» **STATED EXERCISE**
Write the material out again in full, exactly.

» **MATERIAL**
+++++

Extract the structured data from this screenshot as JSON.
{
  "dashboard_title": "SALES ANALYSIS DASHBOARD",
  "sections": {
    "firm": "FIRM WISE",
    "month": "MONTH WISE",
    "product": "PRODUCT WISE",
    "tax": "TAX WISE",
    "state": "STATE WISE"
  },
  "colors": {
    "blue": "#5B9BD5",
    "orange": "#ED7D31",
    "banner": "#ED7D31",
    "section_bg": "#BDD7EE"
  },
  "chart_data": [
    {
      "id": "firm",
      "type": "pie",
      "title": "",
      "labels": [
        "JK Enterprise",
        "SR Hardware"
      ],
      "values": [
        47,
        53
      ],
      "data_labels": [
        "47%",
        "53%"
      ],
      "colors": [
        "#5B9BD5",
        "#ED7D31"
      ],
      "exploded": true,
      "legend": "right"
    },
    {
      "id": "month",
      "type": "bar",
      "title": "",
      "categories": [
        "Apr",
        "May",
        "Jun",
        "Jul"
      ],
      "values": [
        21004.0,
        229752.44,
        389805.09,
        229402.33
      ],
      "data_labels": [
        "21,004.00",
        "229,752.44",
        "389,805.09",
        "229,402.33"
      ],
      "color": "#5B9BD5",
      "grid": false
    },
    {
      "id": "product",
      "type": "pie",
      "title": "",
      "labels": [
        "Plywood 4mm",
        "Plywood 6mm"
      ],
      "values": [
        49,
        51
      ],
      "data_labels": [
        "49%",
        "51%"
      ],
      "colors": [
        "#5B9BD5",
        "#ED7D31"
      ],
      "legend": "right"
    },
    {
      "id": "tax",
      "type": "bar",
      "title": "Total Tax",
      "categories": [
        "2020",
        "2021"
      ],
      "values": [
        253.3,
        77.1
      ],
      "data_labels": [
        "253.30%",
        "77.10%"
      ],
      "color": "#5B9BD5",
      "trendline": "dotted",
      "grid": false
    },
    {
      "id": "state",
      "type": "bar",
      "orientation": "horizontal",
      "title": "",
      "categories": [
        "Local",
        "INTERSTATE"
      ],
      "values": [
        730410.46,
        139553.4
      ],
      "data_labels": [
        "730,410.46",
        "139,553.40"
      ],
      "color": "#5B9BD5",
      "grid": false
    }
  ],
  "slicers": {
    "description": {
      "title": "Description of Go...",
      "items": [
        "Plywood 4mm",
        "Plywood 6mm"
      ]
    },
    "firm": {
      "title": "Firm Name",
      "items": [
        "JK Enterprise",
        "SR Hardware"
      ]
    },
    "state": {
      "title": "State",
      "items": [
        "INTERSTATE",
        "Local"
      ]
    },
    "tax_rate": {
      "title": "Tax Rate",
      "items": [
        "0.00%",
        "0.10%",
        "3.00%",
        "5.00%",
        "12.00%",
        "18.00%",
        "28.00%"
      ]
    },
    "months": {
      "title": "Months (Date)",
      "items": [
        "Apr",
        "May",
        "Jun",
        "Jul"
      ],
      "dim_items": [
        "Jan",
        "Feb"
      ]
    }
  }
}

+++++

» **ANSWER TO THIS TASK**
Extract the structured data from this screenshot as JSON.
{
  "dashboard_title": "SALES ANALYSIS DASHBOARD",
  "sections": {
    "firm": "FIRM WISE",
    "month": "MONTH WISE",
    "product": "PRODUCT WISE",
    "tax": "TAX WISE",
    "state": "STATE WISE"
  },
  "colors": {
    "blue": "#5B9BD5",
    "orange": "#ED7D31",
    "banner": "#ED7D31",
    "section_bg": "#BDD7EE"
  },
  "chart_data": [
    {
      "id": "firm",
      "type": "pie",
      "title": "",
      "labels": [
        "JK Enterprise",
        "SR Hardware"
      ],
      "values": [
        47,
        53
      ],
      "data_labels": [
        "47%",
        "53%"
      ],
      "colors": [
        "#5B9BD5",
        "#ED7D31"
      ],
      "exploded": true,
      "legend": "right"
    },
    {
      "id": "month",
      "type": "bar",
      "title": "",
      "categories": [
        "Apr",
        "May",
        "Jun",
        "Jul"
      ],
      "values": [
        21004.0,
        229752.44,
        389805.09,
        229402.33
      ],
      "data_labels": [
        "21,004.00",
        "229,752.44",
        "389,805.09",
        "229,402.33"
      ],
      "color": "#5B9BD5",
      "grid": false
    },
    {
      "id": "product",
      "type": "pie",
      "title": "",
      "labels": [
        "Plywood 4mm",
        "Plywood 6mm"
      ],
      "values": [
        49,
        51
      ],
      "data_labels": [
        "49%",
        "51%"
      ],
      "colors": [
        "#5B9BD5",
        "#ED7D31"
      ],
      "legend": "right"
    },
    {
      "id": "tax",
      "type": "bar",
      "title": "Total Tax",
      "categories": [
        "2020",
        "2021"
      ],
      "values": [
        253.3,
        77.1
      ],
      "data_labels": [
        "253.30%",
        "77.10%"
      ],
      "color": "#5B9BD5",
      "trendline": "dotted",
      "grid": false
    },
    {
      "id": "state",
      "type": "bar",
      "orientation": "horizontal",
      "title": "",
      "categories": [
        "Local",
        "INTERSTATE"
      ],
      "values": [
        730410.46,
        139553.4
      ],
      "data_labels": [
        "730,410.46",
        "139,553.40"
      ],
      "color": "#5B9BD5",
      "grid": false
    }
  ],
  "slicers": {
    "description": {
      "title": "Description of Go...",
      "items": [
        "Plywood 4mm",
        "Plywood 6mm"
      ]
    },
    "firm": {
      "title": "Firm Name",
      "items": [
        "JK Enterprise",
        "SR Hardware"
      ]
    },
    "state": {
      "title": "State",
      "items": [
        "INTERSTATE",
        "Local"
      ]
    },
    "tax_rate": {
      "title": "Tax Rate",
      "items": [
        "0.00%",
        "0.10%",
        "3.00%",
        "5.00%",
        "12.00%",
        "18.00%",
        "28.00%"
      ]
    },
    "months": {
      "title": "Months (Date)",
      "items": [
        "Apr",
        "May",
        "Jun",
        "Jul"
      ],
      "dim_items": [
        "Jan",
        "Feb"
      ]
    }
  }
}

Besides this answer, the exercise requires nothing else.